--- BEGIN ---
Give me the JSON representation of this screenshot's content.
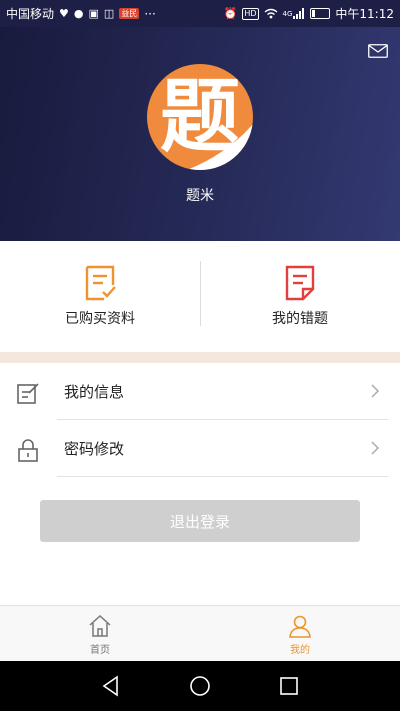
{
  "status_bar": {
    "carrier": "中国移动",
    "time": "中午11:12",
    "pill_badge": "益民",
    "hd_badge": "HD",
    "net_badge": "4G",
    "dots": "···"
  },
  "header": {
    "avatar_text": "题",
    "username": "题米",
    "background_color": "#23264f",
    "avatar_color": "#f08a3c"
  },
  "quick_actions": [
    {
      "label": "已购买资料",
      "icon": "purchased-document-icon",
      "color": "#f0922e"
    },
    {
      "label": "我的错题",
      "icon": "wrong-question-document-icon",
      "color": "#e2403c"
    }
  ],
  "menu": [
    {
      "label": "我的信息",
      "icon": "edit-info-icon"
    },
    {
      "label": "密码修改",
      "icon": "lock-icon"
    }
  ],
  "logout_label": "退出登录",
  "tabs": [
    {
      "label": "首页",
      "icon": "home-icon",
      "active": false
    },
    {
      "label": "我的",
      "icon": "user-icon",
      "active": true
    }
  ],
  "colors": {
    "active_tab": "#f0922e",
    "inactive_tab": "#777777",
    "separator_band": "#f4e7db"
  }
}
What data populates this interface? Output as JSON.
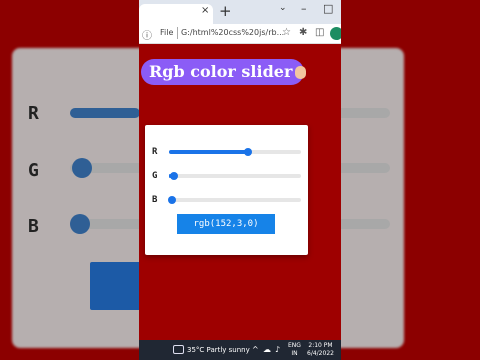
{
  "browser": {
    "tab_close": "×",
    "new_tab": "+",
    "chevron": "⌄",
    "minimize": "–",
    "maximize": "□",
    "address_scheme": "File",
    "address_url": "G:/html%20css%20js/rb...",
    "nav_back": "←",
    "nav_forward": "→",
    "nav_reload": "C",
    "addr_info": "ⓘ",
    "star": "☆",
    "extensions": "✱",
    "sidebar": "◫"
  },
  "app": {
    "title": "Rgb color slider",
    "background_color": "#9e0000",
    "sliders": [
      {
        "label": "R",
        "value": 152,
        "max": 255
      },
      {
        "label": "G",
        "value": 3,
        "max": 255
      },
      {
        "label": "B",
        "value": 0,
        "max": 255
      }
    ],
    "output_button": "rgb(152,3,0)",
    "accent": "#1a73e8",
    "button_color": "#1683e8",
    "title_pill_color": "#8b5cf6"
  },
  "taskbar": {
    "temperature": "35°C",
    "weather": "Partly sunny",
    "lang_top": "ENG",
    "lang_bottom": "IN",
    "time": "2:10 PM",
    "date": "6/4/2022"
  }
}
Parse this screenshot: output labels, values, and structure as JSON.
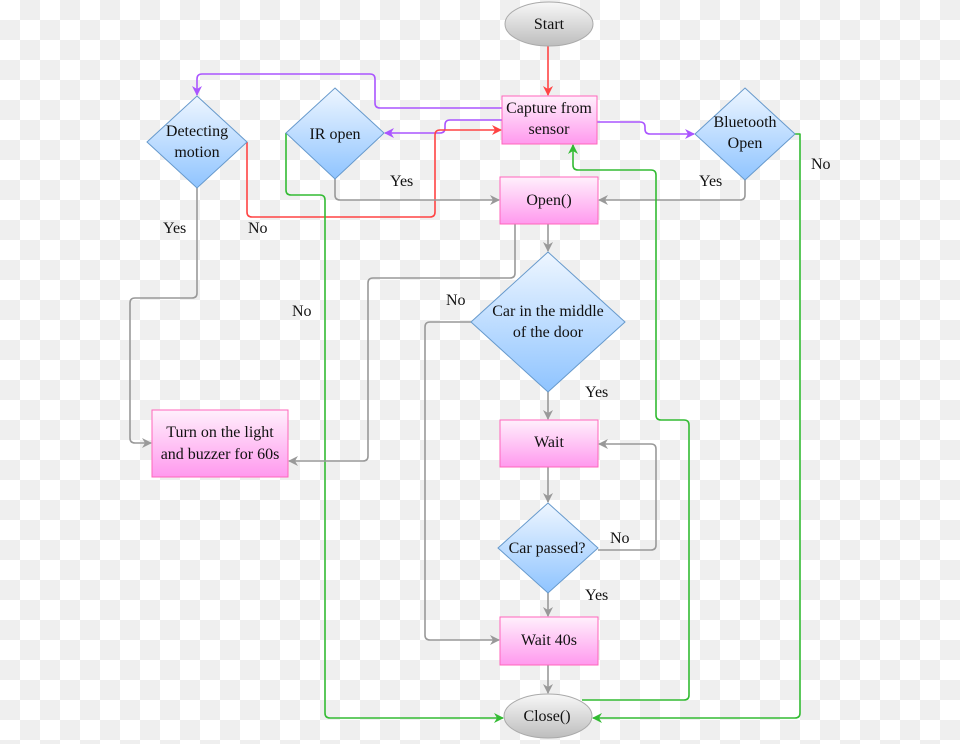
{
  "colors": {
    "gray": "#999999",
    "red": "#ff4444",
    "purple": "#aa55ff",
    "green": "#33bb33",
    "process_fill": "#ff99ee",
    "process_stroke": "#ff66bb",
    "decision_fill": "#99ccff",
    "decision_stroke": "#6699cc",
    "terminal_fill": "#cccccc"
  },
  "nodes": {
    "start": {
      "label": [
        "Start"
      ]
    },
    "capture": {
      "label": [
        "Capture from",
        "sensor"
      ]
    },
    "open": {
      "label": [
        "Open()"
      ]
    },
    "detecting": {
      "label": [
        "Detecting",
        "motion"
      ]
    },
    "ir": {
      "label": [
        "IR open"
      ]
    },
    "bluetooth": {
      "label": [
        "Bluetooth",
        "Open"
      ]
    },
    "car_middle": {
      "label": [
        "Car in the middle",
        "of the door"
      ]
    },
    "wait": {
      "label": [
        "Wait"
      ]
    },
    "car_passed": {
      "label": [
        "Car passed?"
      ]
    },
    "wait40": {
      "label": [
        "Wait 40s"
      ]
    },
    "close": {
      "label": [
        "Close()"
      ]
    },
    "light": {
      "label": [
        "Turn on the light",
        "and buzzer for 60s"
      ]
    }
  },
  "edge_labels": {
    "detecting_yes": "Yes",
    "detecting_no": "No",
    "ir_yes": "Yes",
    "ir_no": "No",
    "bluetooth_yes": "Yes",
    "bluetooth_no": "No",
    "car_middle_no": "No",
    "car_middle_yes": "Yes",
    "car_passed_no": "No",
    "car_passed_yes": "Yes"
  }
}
--- END ---
* **Exercise prompt**:
What is the number of lines in the records that contain "this"? Give that number only.

* **Expected answer**:
3